Aim: Every line in the listing is to be echoed verbatim.

Records provided:
______

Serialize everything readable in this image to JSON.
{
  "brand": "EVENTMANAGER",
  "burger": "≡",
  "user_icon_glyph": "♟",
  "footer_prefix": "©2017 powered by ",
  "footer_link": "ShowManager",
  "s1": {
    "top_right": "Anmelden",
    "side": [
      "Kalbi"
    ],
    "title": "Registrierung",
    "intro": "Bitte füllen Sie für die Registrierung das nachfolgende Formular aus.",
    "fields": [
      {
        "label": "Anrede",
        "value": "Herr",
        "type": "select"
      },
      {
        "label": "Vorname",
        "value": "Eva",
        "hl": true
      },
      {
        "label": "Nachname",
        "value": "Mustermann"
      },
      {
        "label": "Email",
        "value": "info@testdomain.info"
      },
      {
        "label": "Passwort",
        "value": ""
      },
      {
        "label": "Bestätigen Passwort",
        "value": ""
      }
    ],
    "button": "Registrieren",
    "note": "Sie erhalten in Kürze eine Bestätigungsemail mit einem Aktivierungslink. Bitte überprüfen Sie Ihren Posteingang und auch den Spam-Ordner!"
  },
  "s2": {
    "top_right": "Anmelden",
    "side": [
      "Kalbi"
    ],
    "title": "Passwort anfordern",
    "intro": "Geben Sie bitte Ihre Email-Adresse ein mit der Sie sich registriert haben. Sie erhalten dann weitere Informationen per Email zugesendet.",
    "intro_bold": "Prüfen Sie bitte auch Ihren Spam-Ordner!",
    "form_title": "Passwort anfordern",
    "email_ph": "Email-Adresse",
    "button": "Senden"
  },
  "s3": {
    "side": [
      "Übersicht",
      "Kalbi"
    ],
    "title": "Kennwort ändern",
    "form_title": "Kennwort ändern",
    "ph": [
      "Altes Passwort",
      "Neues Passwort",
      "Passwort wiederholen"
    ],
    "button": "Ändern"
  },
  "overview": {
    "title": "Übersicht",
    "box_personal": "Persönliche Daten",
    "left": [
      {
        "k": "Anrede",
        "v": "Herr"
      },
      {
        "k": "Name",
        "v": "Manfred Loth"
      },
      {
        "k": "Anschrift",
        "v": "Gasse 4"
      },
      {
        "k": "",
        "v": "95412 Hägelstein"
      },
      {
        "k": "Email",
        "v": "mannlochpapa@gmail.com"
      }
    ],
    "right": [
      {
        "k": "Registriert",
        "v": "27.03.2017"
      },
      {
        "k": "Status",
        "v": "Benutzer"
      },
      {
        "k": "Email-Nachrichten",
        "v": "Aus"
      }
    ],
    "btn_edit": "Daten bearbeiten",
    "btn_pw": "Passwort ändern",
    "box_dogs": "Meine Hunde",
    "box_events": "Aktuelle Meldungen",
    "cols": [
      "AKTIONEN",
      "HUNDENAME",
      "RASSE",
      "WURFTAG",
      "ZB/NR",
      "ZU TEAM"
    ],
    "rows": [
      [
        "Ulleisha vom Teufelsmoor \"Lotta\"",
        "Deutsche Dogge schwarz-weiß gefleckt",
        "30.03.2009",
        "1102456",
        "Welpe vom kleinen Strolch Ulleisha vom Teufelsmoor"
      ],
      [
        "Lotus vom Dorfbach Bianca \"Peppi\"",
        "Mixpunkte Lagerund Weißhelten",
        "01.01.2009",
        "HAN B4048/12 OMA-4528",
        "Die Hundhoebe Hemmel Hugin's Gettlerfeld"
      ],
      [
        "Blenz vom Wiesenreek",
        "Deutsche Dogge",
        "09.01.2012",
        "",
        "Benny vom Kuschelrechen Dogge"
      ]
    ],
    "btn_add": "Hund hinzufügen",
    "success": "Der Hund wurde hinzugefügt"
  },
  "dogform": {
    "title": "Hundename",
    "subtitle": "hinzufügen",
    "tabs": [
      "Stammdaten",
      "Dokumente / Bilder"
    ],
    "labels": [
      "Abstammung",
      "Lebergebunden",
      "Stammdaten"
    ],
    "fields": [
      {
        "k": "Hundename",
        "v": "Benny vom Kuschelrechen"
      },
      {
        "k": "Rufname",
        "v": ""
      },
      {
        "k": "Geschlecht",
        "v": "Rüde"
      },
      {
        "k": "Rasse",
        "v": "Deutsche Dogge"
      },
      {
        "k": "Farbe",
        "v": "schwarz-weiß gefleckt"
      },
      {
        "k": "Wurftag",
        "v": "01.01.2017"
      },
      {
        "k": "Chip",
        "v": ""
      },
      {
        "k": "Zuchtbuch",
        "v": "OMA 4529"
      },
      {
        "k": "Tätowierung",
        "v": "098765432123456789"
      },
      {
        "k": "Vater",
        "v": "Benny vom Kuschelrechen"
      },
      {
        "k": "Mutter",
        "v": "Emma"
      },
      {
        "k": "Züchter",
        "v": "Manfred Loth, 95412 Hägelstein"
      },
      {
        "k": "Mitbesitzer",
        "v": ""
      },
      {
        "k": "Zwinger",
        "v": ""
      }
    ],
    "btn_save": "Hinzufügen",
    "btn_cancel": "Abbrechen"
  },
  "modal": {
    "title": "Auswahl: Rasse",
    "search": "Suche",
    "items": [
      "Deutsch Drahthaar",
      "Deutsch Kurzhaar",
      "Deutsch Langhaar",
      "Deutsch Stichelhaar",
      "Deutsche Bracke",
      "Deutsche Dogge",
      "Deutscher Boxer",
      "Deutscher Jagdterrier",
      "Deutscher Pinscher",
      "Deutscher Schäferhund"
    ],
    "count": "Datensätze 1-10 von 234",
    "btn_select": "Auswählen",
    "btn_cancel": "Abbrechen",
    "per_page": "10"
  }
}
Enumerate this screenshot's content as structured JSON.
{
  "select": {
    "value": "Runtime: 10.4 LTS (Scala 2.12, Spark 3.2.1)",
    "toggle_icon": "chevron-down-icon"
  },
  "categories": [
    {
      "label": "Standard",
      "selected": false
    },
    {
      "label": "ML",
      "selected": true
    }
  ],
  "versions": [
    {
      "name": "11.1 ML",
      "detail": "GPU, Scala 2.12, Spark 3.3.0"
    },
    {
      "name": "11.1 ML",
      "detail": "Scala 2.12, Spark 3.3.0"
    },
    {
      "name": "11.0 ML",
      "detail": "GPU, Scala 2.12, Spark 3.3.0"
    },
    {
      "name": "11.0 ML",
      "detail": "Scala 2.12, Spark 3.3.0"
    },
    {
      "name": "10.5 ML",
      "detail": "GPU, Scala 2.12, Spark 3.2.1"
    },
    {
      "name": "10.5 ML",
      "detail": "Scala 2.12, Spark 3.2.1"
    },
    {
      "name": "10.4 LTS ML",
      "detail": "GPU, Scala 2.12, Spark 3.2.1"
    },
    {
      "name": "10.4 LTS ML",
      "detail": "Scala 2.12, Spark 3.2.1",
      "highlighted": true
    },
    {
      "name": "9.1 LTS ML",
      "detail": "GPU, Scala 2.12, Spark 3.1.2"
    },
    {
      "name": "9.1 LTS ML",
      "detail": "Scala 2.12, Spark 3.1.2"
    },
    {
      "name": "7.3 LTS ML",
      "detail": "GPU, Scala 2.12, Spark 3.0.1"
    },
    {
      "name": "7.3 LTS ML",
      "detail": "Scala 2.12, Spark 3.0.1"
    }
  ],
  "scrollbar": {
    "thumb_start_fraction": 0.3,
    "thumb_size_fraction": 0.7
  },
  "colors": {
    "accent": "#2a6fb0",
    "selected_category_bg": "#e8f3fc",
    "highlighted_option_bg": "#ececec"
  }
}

______

Result for this exercise:
Serialize everything readable in this image to JSON.
{
  "brand": "EVENTMANAGER",
  "burger": "≡",
  "user_icon_glyph": "♟",
  "footer_prefix": "©2017 powered by ",
  "footer_link": "ShowManager",
  "s1": {
    "top_right": "Anmelden",
    "side": [
      "Kalbi"
    ],
    "title": "Registrierung",
    "intro": "Bitte füllen Sie für die Registrierung das nachfolgende Formular aus.",
    "fields": [
      {
        "label": "Anrede",
        "value": "Herr",
        "type": "select"
      },
      {
        "label": "Vorname",
        "value": "Eva",
        "hl": true
      },
      {
        "label": "Nachname",
        "value": "Mustermann"
      },
      {
        "label": "Email",
        "value": "info@testdomain.info"
      },
      {
        "label": "Passwort",
        "value": ""
      },
      {
        "label": "Bestätigen Passwort",
        "value": ""
      }
    ],
    "button": "Registrieren",
    "note": "Sie erhalten in Kürze eine Bestätigungsemail mit einem Aktivierungslink. Bitte überprüfen Sie Ihren Posteingang und auch den Spam-Ordner!"
  },
  "s2": {
    "top_right": "Anmelden",
    "side": [
      "Kalbi"
    ],
    "title": "Passwort anfordern",
    "intro": "Geben Sie bitte Ihre Email-Adresse ein mit der Sie sich registriert haben. Sie erhalten dann weitere Informationen per Email zugesendet.",
    "intro_bold": "Prüfen Sie bitte auch Ihren Spam-Ordner!",
    "form_title": "Passwort anfordern",
    "email_ph": "Email-Adresse",
    "button": "Senden"
  },
  "s3": {
    "side": [
      "Übersicht",
      "Kalbi"
    ],
    "title": "Kennwort ändern",
    "form_title": "Kennwort ändern",
    "ph": [
      "Altes Passwort",
      "Neues Passwort",
      "Passwort wiederholen"
    ],
    "button": "Ändern"
  },
  "overview": {
    "title": "Übersicht",
    "box_personal": "Persönliche Daten",
    "left": [
      {
        "k": "Anrede",
        "v": "Herr"
      },
      {
        "k": "Name",
        "v": "Manfred Loth"
      },
      {
        "k": "Anschrift",
        "v": "Gasse 4"
      },
      {
        "k": "",
        "v": "95412 Hägelstein"
      },
      {
        "k": "Email",
        "v": "mannlochpapa@gmail.com"
      }
    ],
    "right": [
      {
        "k": "Registriert",
        "v": "27.03.2017"
      },
      {
        "k": "Status",
        "v": "Benutzer"
      },
      {
        "k": "Email-Nachrichten",
        "v": "Aus"
      }
    ],
    "btn_edit": "Daten bearbeiten",
    "btn_pw": "Passwort ändern",
    "box_dogs": "Meine Hunde",
    "box_events": "Aktuelle Meldungen",
    "cols": [
      "AKTIONEN",
      "HUNDENAME",
      "RASSE",
      "WURFTAG",
      "ZB/NR",
      "ZU TEAM"
    ],
    "rows": [
      [
        "Ulleisha vom Teufelsmoor \"Lotta\"",
        "Deutsche Dogge schwarz-weiß gefleckt",
        "30.03.2009",
        "1102456",
        "Welpe vom kleinen Strolch Ulleisha vom Teufelsmoor"
      ],
      [
        "Lotus vom Dorfbach Bianca \"Peppi\"",
        "Mixpunkte Lagerund Weißhelten",
        "01.01.2009",
        "HAN B4048/12 OMA-4528",
        "Die Hundhoebe Hemmel Hugin's Gettlerfeld"
      ],
      [
        "Blenz vom Wiesenreek",
        "Deutsche Dogge",
        "09.01.2012",
        "",
        "Benny vom Kuschelrechen Dogge"
      ]
    ],
    "btn_add": "Hund hinzufügen",
    "success": "Der Hund wurde hinzugefügt"
  },
  "dogform": {
    "title": "Hundename",
    "subtitle": "hinzufügen",
    "tabs": [
      "Stammdaten",
      "Dokumente / Bilder"
    ],
    "labels": [
      "Abstammung",
      "Lebergebunden",
      "Stammdaten"
    ],
    "fields": [
      {
        "k": "Hundename",
        "v": "Benny vom Kuschelrechen"
      },
      {
        "k": "Rufname",
        "v": ""
      },
      {
        "k": "Geschlecht",
        "v": "Rüde"
      },
      {
        "k": "Rasse",
        "v": "Deutsche Dogge"
      },
      {
        "k": "Farbe",
        "v": "schwarz-weiß gefleckt"
      },
      {
        "k": "Wurftag",
        "v": "01.01.2017"
      },
      {
        "k": "Chip",
        "v": ""
      },
      {
        "k": "Zuchtbuch",
        "v": "OMA 4529"
      },
      {
        "k": "Tätowierung",
        "v": "098765432123456789"
      },
      {
        "k": "Vater",
        "v": "Benny vom Kuschelrechen"
      },
      {
        "k": "Mutter",
        "v": "Emma"
      },
      {
        "k": "Züchter",
        "v": "Manfred Loth, 95412 Hägelstein"
      },
      {
        "k": "Mitbesitzer",
        "v": ""
      },
      {
        "k": "Zwinger",
        "v": ""
      }
    ],
    "btn_save": "Hinzufügen",
    "btn_cancel": "Abbrechen"
  },
  "modal": {
    "title": "Auswahl: Rasse",
    "search": "Suche",
    "items": [
      "Deutsch Drahthaar",
      "Deutsch Kurzhaar",
      "Deutsch Langhaar",
      "Deutsch Stichelhaar",
      "Deutsche Bracke",
      "Deutsche Dogge",
      "Deutscher Boxer",
      "Deutscher Jagdterrier",
      "Deutscher Pinscher",
      "Deutscher Schäferhund"
    ],
    "count": "Datensätze 1-10 von 234",
    "btn_select": "Auswählen",
    "btn_cancel": "Abbrechen",
    "per_page": "10"
  }
}
Enumerate this screenshot's content as structured JSON.
{
  "select": {
    "value": "Runtime: 10.4 LTS (Scala 2.12, Spark 3.2.1)",
    "toggle_icon": "chevron-down-icon"
  },
  "categories": [
    {
      "label": "Standard",
      "selected": false
    },
    {
      "label": "ML",
      "selected": true
    }
  ],
  "versions": [
    {
      "name": "11.1 ML",
      "detail": "GPU, Scala 2.12, Spark 3.3.0"
    },
    {
      "name": "11.1 ML",
      "detail": "Scala 2.12, Spark 3.3.0"
    },
    {
      "name": "11.0 ML",
      "detail": "GPU, Scala 2.12, Spark 3.3.0"
    },
    {
      "name": "11.0 ML",
      "detail": "Scala 2.12, Spark 3.3.0"
    },
    {
      "name": "10.5 ML",
      "detail": "GPU, Scala 2.12, Spark 3.2.1"
    },
    {
      "name": "10.5 ML",
      "detail": "Scala 2.12, Spark 3.2.1"
    },
    {
      "name": "10.4 LTS ML",
      "detail": "GPU, Scala 2.12, Spark 3.2.1"
    },
    {
      "name": "10.4 LTS ML",
      "detail": "Scala 2.12, Spark 3.2.1",
      "highlighted": true
    },
    {
      "name": "9.1 LTS ML",
      "detail": "GPU, Scala 2.12, Spark 3.1.2"
    },
    {
      "name": "9.1 LTS ML",
      "detail": "Scala 2.12, Spark 3.1.2"
    },
    {
      "name": "7.3 LTS ML",
      "detail": "GPU, Scala 2.12, Spark 3.0.1"
    },
    {
      "name": "7.3 LTS ML",
      "detail": "Scala 2.12, Spark 3.0.1"
    }
  ],
  "scrollbar": {
    "thumb_start_fraction": 0.3,
    "thumb_size_fraction": 0.7
  },
  "colors": {
    "accent": "#2a6fb0",
    "selected_category_bg": "#e8f3fc",
    "highlighted_option_bg": "#ececec"
  }
}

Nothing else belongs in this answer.